[Supplied text]
# C6 50rd ammo pouch



## 421 EME (27 Jan 2008)

If anyone would like I have found a supplier of a 50rd ammo pouch that clips on to the side of the C6. It is purpose built for the US army's M240B and works on are C6. I will post some pics in a day or two of it on our C6.


----------



## KevinB (28 Jan 2008)

I'd be interested -- also curious if it would fit a Hk21


----------



## MG34 (28 Jan 2008)

We have had these in the CF since the Leos had a C6 on/in them, there is a 50 round drum that attaches to the side. We used to beg, borrow or steal them from the tankers all the time. Solid and better than a soft pouch


----------



## geo (28 Jan 2008)

MG34
Didn't the soft pouches have a feed problem?


----------



## RHFC_piper (28 Jan 2008)

The UK and US forces I encountered in KAF (usually around Timmies) had/have these 50rd bags on their C6/GPMG/M240's... they had few complaints about them, but pointed out that they mainly used the 50rd bags at "teasers" for dismounted patrols, and would switch up to just a long belt when in prolonged contact (I know, preaching to the choir.)

[What this task involves] Quote the passage of the C6 ammo pouch thread starting at "## 421 EME (27" and ending at "KevinB (28 Jan 2008)".

[Excerpted data]

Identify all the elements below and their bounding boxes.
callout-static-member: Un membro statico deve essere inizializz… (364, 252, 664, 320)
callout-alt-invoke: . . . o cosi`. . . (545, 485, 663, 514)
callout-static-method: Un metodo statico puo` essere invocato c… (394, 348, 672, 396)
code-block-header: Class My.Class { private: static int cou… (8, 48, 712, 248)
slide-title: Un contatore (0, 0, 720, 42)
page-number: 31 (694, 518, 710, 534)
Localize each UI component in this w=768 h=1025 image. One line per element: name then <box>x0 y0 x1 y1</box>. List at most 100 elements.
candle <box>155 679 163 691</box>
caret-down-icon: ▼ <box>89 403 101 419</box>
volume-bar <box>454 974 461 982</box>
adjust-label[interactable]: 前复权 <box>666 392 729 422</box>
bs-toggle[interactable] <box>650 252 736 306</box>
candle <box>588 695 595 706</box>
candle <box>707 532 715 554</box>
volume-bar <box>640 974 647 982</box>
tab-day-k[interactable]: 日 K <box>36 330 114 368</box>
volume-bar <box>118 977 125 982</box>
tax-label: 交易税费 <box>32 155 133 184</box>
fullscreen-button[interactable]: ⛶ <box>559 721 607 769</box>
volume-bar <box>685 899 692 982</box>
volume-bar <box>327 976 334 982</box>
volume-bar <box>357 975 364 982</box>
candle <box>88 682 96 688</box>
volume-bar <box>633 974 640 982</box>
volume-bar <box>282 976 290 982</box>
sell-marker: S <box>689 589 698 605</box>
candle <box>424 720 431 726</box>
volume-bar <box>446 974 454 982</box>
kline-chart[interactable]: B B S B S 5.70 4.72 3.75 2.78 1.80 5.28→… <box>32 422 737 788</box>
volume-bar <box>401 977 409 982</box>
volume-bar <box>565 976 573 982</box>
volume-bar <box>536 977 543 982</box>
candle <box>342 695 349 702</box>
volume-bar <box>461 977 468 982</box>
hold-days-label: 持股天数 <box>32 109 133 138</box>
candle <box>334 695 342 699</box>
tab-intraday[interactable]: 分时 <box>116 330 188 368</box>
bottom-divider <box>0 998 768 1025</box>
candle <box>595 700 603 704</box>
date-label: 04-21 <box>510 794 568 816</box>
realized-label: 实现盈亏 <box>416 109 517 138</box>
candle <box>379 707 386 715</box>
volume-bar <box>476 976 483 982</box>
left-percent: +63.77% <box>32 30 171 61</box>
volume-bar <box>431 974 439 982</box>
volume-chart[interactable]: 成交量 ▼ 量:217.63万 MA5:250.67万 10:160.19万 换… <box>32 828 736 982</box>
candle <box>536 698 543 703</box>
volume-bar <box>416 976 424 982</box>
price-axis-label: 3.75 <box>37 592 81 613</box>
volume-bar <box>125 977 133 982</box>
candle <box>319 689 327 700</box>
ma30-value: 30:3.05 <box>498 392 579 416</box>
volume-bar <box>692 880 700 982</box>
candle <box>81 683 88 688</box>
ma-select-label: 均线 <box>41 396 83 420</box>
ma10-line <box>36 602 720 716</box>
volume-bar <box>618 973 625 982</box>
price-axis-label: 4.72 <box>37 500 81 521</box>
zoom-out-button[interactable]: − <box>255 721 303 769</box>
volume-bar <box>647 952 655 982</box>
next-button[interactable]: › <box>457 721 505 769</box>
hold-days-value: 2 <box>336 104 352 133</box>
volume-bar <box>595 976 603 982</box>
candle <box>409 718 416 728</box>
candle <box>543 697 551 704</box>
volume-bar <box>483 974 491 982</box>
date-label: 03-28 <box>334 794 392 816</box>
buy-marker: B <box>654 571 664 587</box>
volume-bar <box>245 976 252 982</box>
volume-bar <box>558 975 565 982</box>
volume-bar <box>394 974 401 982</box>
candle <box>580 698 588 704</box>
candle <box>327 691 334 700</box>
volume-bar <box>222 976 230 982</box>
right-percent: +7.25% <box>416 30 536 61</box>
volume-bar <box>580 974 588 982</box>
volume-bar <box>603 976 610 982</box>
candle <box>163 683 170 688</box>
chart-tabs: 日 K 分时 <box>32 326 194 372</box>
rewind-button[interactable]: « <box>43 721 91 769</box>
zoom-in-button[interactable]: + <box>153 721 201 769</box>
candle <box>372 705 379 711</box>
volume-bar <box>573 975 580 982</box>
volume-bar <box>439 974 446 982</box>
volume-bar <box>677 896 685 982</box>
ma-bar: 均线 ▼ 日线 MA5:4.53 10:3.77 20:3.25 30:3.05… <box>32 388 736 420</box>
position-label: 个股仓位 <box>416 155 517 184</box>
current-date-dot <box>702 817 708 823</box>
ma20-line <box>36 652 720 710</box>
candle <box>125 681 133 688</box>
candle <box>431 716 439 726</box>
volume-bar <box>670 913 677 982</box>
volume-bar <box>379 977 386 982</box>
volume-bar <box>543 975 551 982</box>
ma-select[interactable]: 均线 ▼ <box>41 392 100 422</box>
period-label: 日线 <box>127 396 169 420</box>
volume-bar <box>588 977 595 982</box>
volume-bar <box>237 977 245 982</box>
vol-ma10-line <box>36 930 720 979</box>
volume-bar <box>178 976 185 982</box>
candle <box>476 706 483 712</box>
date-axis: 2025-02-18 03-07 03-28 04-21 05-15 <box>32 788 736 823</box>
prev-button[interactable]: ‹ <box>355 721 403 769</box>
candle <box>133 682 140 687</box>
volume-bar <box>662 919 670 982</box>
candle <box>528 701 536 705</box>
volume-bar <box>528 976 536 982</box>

[Exercise output]
## 421 EME (27 Jan 2008)

If anyone would like I have found a supplier of a 50rd ammo pouch that clips on to the side of the C6. It is purpose built for the US army's M240B and works on are C6. I will post some pics in a day or two of it on our C6.


----------



## KevinB (28 Jan 2008)